• **RECORDS**
* begin *
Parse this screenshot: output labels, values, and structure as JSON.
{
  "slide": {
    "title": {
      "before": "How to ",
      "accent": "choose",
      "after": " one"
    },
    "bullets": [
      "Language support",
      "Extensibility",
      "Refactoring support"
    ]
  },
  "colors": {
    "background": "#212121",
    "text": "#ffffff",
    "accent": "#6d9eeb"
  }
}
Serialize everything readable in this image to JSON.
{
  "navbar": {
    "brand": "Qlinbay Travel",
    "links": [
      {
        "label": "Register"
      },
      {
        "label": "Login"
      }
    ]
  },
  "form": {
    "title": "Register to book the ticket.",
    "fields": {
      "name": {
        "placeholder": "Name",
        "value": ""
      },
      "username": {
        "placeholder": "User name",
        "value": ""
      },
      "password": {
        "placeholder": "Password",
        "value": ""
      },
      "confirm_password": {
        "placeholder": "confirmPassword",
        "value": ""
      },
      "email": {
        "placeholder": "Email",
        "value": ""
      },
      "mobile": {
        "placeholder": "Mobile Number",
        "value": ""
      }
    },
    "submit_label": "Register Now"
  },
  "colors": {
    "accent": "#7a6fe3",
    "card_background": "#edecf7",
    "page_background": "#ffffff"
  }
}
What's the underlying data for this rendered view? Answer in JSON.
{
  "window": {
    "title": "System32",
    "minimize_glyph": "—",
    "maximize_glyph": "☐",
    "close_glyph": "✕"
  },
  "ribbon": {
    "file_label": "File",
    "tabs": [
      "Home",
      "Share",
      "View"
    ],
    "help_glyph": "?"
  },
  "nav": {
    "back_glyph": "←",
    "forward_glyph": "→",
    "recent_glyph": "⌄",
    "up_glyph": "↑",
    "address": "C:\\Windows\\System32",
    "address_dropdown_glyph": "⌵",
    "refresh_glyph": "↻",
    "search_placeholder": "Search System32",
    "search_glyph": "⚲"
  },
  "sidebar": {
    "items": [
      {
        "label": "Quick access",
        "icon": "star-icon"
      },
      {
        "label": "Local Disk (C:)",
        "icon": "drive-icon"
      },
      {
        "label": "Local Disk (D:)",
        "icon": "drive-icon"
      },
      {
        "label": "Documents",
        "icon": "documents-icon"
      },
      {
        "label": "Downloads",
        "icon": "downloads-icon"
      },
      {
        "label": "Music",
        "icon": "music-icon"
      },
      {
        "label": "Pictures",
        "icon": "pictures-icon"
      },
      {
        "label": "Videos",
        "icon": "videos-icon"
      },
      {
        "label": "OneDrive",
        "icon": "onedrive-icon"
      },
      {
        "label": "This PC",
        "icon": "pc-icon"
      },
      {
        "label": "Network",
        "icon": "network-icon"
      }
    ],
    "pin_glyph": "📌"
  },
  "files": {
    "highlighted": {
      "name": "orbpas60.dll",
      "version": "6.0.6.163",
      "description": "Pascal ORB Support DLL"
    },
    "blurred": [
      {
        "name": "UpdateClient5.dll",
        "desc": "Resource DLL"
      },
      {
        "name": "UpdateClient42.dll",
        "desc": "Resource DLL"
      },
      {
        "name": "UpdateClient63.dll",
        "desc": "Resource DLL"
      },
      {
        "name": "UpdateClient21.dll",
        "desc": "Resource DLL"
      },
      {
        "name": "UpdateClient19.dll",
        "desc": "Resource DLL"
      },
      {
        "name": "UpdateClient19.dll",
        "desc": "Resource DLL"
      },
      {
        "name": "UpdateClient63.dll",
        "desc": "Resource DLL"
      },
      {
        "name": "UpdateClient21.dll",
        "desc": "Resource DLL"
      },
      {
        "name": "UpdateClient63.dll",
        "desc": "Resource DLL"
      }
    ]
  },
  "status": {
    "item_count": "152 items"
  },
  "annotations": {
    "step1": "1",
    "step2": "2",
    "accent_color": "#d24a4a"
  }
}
* end *
Pick out the lines containing the string "icon" and show them.

        "icon": "star-icon"
        "icon": "drive-icon"
        "icon": "drive-icon"
        "icon": "documents-icon"
        "icon": "downloads-icon"
        "icon": "music-icon"
        "icon": "pictures-icon"
        "icon": "videos-icon"
        "icon": "onedrive-icon"
        "icon": "pc-icon"
        "icon": "network-icon"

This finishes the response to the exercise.